◆ Goal of the exercise: Change every "job-section" to "detail-section" in everything from the line containing "section-head: 休憩 — [24, 881, 453, 906]" down to the line containing "nav-interview[interactable]: インタビュー —", leaving all else as it is. Give back only those lines.

◆ Layout annotation records:
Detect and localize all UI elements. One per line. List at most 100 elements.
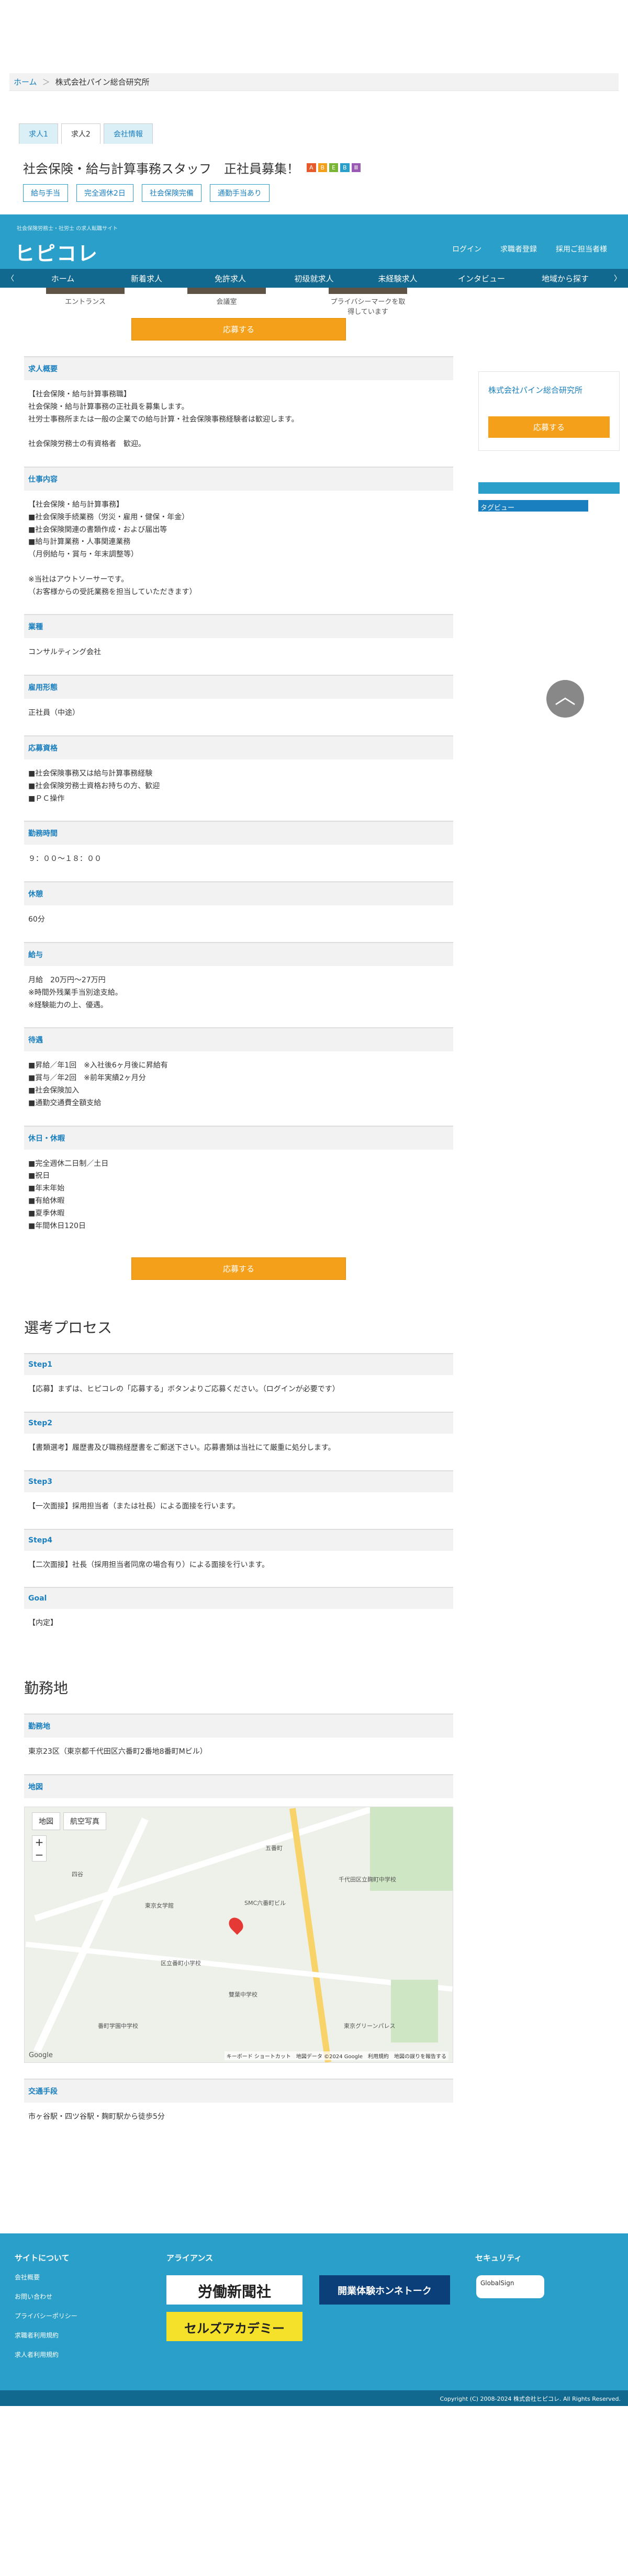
section-head: 休憩 — [24, 881, 453, 906]
job-title-row: 社会保険・給与計算事務スタッフ 正社員募集！ ABEBⅢ — [23, 158, 628, 177]
breadcrumb-current: 株式会社パイン総合研究所 — [55, 77, 150, 87]
breadcrumb-separator: ＞ — [42, 77, 50, 87]
job-badge: B — [340, 163, 350, 172]
map-section: 地図 地図 航空写真 + − 五番町 SMC六番町ビル 東京女学館 区立番町小学… — [24, 1774, 453, 2063]
sidebar-banner[interactable] — [478, 482, 620, 494]
main-column: エントランス 会議室 プライバシーマークを取得しています 応募する 求人概要 【社… — [24, 288, 453, 2124]
apply-button-bottom[interactable]: 応募する — [131, 1257, 346, 1280]
photo-privacy-mark: プライバシーマークを取得しています — [329, 288, 407, 316]
footer-alliance: アライアンス — [166, 2252, 213, 2273]
footer: サイトについて 会社概要 お問い合わせ プライバシーポリシー 求職者利用規約 求… — [0, 2233, 628, 2406]
apply-button-top[interactable]: 応募する — [131, 318, 346, 341]
map-type-controls: 地図 航空写真 — [32, 1812, 106, 1831]
footer-site-head: サイトについて — [15, 2253, 70, 2263]
access-body: 市ヶ谷駅・四ツ谷駅・麹町駅から徒歩5分 — [28, 2113, 165, 2121]
map-label: 番町学園中学校 — [98, 2023, 138, 2030]
tab-job2[interactable]: 求人2 — [61, 123, 100, 144]
job-section: 休日・休暇 ■完全週休二日制／土日 ■祝日 ■年末年始 ■有給休暇 ■夏季休暇 ■… — [24, 1125, 453, 1233]
section-body: 60分 — [28, 915, 45, 924]
job-section: 仕事内容 【社会保険・給与計算事務】 ■社会保険手続業務（労災・雇用・健保・年金）… — [24, 466, 453, 598]
footer-link[interactable]: 会社概要 — [15, 2273, 77, 2282]
nav-inexperienced[interactable]: 未経験求人 — [356, 273, 440, 284]
map-label: 雙葉中学校 — [229, 1991, 257, 1999]
zoom-in-icon[interactable]: + — [32, 1836, 46, 1848]
tag-insurance[interactable]: 社会保険完備 — [141, 184, 201, 202]
section-head: 休日・休暇 — [24, 1125, 453, 1150]
footer-link[interactable]: プライバシーポリシー — [15, 2311, 77, 2320]
job-section: 雇用形態 正社員（中途） — [24, 675, 453, 720]
nav-interview[interactable]: インタビュー — [440, 273, 523, 284]
step-head: Step2 — [24, 1412, 453, 1434]
job-badge: Ⅲ — [351, 163, 361, 172]
job-section: 業種 コンサルティング会社 — [24, 614, 453, 659]
register-link[interactable]: 求職者登録 — [500, 244, 537, 254]
google-logo: Google — [29, 2051, 53, 2060]
job-section: 待遇 ■昇給／年1回 ※入社後6ヶ月後に昇給有 ■賞与／年2回 ※前年実績2ヶ月分… — [24, 1027, 453, 1109]
access-head: 交通手段 — [24, 2079, 453, 2103]
section-body: ■完全週休二日制／土日 ■祝日 ■年末年始 ■有給休暇 ■夏季休暇 ■年間休日1… — [28, 1159, 109, 1230]
map-footer[interactable]: キーボード ショートカット 地図データ ©2024 Google 利用規約 地図… — [224, 2051, 448, 2061]
location-body: 東京23区（東京都千代田区六番町2番地8番町Mビル） — [28, 1747, 207, 1756]
main-nav: 〈 ホーム 新着求人 免許求人 初级就求人 未経験求人 インタビュー 地域から探… — [0, 269, 628, 288]
tag-salary[interactable]: 給与手当 — [23, 184, 68, 202]
nav-entry[interactable]: 初级就求人 — [272, 273, 356, 284]
section-head: 勤務時間 — [24, 821, 453, 845]
map-label: 四谷 — [72, 1871, 83, 1878]
selection-title: 選考プロセス — [24, 1319, 113, 1337]
location-head: 勤務地 — [24, 1713, 453, 1738]
footer-link[interactable]: お問い合わせ — [15, 2292, 77, 2301]
site-logo[interactable]: ヒピコレ — [15, 237, 98, 266]
scroll-to-top-icon[interactable]: ︿ — [546, 680, 584, 718]
copyright: Copyright (C) 2008-2024 株式会社ヒピコレ. All Ri… — [0, 2390, 628, 2406]
job-section: 応募資格 ■社会保険事務又は給与計算事務経験 ■社会保険労務士資格お持ちの方、歓迎… — [24, 735, 453, 805]
map-label: SMC六番町ビル — [244, 1900, 286, 1907]
breadcrumb-home[interactable]: ホーム — [14, 76, 37, 87]
nav-next-icon[interactable]: 〉 — [607, 273, 628, 283]
map-label: 千代田区立麹町中学校 — [339, 1876, 396, 1883]
section-body: 【社会保険・給与計算事務職】 社会保険・給与計算事務の正社員を募集します。 社労… — [28, 390, 299, 449]
alliance-logo[interactable]: セルズアカデミー — [166, 2311, 302, 2341]
step-body: 【内定】 — [28, 1619, 58, 1628]
map[interactable]: 地図 航空写真 + − 五番町 SMC六番町ビル 東京女学館 区立番町小学校 四… — [24, 1807, 453, 2063]
login-link[interactable]: ログイン — [452, 244, 481, 254]
sidebar-company-name[interactable]: 株式会社パイン総合研究所 — [488, 384, 610, 395]
employer-link[interactable]: 採用ご担当者様 — [556, 244, 607, 254]
job-section: 求人概要【社会保険・給与計算事務職】 社会保険・給与計算事務の正社員を募集します… — [24, 356, 453, 451]
job-section: 給与 月給 20万円〜27万円 ※時間外残業手当別途支給。 ※経験能力の上、優遇。 — [24, 941, 453, 1012]
step-head: Step3 — [24, 1470, 453, 1492]
sidebar-apply-button[interactable]: 応募する — [488, 416, 610, 438]
step-head: Step4 — [24, 1528, 453, 1551]
alliance-logo[interactable]: 労働新聞社 — [166, 2275, 302, 2305]
zoom-out-icon[interactable]: − — [32, 1848, 46, 1861]
job-badge: E — [329, 163, 339, 172]
sidebar: 株式会社パイン総合研究所 応募する タグビュー — [478, 288, 620, 2124]
tab-job1[interactable]: 求人1 — [19, 123, 58, 144]
content: エントランス 会議室 プライバシーマークを取得しています 応募する 求人概要 【社… — [0, 288, 628, 2124]
map-type-satellite-button[interactable]: 航空写真 — [63, 1812, 106, 1831]
top-spacer — [0, 0, 628, 73]
footer-link[interactable]: 求人者利用規約 — [15, 2350, 77, 2359]
footer-link[interactable]: 求職者利用規約 — [15, 2331, 77, 2340]
tab-company[interactable]: 会社情報 — [103, 123, 153, 144]
nav-new[interactable]: 新着求人 — [105, 273, 188, 284]
section-head: 求人概要 — [24, 356, 453, 380]
map-pin-icon — [226, 1914, 246, 1935]
selection-step: Step1 【応募】まずは、ヒピコレの「応募する」ボタンよりご応募ください。（ログ… — [24, 1353, 453, 1396]
nav-prev-icon[interactable]: 〈 — [0, 273, 21, 283]
nav-license[interactable]: 免許求人 — [188, 273, 272, 284]
selection-steps: Step1 【応募】まずは、ヒピコレの「応募する」ボタンよりご応募ください。（ログ… — [24, 1353, 453, 1630]
alliance-logo[interactable]: 開業体験ホンネトーク — [319, 2275, 450, 2305]
selection-step: Step2 【書類選考】履歴書及び職務経歴書をご郵送下さい。応募書類は当社にて厳重… — [24, 1412, 453, 1455]
tag-holiday[interactable]: 完全週休2日 — [76, 184, 133, 202]
sidebar-banner-2[interactable]: タグビュー — [478, 500, 588, 512]
nav-home[interactable]: ホーム — [21, 273, 105, 284]
nav-region[interactable]: 地域から探す — [523, 273, 607, 284]
tag-commute[interactable]: 通勤手当あり — [209, 184, 270, 202]
map-label: 区立番町小学校 — [161, 1960, 201, 1967]
section-head: 待遇 — [24, 1027, 453, 1052]
map-type-map-button[interactable]: 地図 — [32, 1812, 60, 1831]
job-section: 勤務時間 ９：００〜１８：００ — [24, 821, 453, 866]
step-body: 【書類選考】履歴書及び職務経歴書をご郵送下さい。応募書類は当社にて厳重に処分しま… — [28, 1444, 335, 1452]
hero-strip — [0, 214, 628, 221]
ssl-seal-icon[interactable]: GlobalSign — [476, 2275, 544, 2298]
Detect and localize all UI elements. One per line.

◆ Task output:
section-head: 休憩 — [24, 881, 453, 906]
job-title-row: 社会保険・給与計算事務スタッフ 正社員募集！ ABEBⅢ — [23, 158, 628, 177]
breadcrumb-current: 株式会社パイン総合研究所 — [55, 77, 150, 87]
breadcrumb-separator: ＞ — [42, 77, 50, 87]
job-badge: B — [340, 163, 350, 172]
map-section: 地図 地図 航空写真 + − 五番町 SMC六番町ビル 東京女学館 区立番町小学… — [24, 1774, 453, 2063]
sidebar-banner[interactable] — [478, 482, 620, 494]
main-column: エントランス 会議室 プライバシーマークを取得しています 応募する 求人概要 【社… — [24, 288, 453, 2124]
apply-button-bottom[interactable]: 応募する — [131, 1257, 346, 1280]
photo-privacy-mark: プライバシーマークを取得しています — [329, 288, 407, 316]
footer-alliance: アライアンス — [166, 2252, 213, 2273]
footer: サイトについて 会社概要 お問い合わせ プライバシーポリシー 求職者利用規約 求… — [0, 2233, 628, 2406]
apply-button-top[interactable]: 応募する — [131, 318, 346, 341]
map-type-controls: 地図 航空写真 — [32, 1812, 106, 1831]
footer-site-head: サイトについて — [15, 2253, 70, 2263]
access-body: 市ヶ谷駅・四ツ谷駅・麹町駅から徒歩5分 — [28, 2113, 165, 2121]
map-label: 番町学園中学校 — [98, 2023, 138, 2030]
tab-job2[interactable]: 求人2 — [61, 123, 100, 144]
detail-section: 休日・休暇 ■完全週休二日制／土日 ■祝日 ■年末年始 ■有給休暇 ■夏季休暇 ■… — [24, 1125, 453, 1233]
section-body: 60分 — [28, 915, 45, 924]
detail-section: 仕事内容 【社会保険・給与計算事務】 ■社会保険手続業務（労災・雇用・健保・年金）… — [24, 466, 453, 598]
footer-link[interactable]: 会社概要 — [15, 2273, 77, 2282]
nav-inexperienced[interactable]: 未経験求人 — [356, 273, 440, 284]
map-label: 雙葉中学校 — [229, 1991, 257, 1999]
zoom-in-icon[interactable]: + — [32, 1836, 46, 1848]
tag-insurance[interactable]: 社会保険完備 — [141, 184, 201, 202]
section-head: 休日・休暇 — [24, 1125, 453, 1150]
footer-link[interactable]: プライバシーポリシー — [15, 2311, 77, 2320]
detail-section: 雇用形態 正社員（中途） — [24, 675, 453, 720]
nav-interview[interactable]: インタビュー — [440, 273, 523, 284]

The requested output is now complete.